Work out how many lines of the listing hold "souboru", then state only that count.

Stored data:
* BEGIN *

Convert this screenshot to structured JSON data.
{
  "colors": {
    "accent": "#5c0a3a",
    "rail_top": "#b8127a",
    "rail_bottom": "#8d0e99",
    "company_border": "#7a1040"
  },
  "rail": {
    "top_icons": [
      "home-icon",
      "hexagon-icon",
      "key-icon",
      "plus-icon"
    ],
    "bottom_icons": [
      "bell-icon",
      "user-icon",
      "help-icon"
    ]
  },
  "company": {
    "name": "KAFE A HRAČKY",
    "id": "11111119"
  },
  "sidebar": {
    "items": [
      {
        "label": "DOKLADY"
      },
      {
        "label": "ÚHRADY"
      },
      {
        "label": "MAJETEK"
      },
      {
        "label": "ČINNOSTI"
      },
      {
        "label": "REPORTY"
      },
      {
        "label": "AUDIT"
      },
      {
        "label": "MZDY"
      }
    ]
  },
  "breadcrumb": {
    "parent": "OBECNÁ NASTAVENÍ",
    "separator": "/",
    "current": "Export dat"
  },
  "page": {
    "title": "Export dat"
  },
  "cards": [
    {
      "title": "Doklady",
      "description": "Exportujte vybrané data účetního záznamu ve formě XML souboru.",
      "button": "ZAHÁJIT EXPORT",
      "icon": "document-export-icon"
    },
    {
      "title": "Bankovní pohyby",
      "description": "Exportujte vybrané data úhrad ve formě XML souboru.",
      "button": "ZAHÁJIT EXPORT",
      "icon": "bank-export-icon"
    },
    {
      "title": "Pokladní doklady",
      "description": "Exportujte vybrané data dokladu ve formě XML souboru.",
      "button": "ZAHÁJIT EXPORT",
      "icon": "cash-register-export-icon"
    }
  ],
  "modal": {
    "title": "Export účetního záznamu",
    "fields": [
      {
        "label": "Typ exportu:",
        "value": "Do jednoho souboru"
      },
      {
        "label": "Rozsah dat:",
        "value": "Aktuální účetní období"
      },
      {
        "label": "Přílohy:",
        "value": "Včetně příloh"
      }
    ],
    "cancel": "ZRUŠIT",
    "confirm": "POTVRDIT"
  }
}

* END *

* RESULT *
4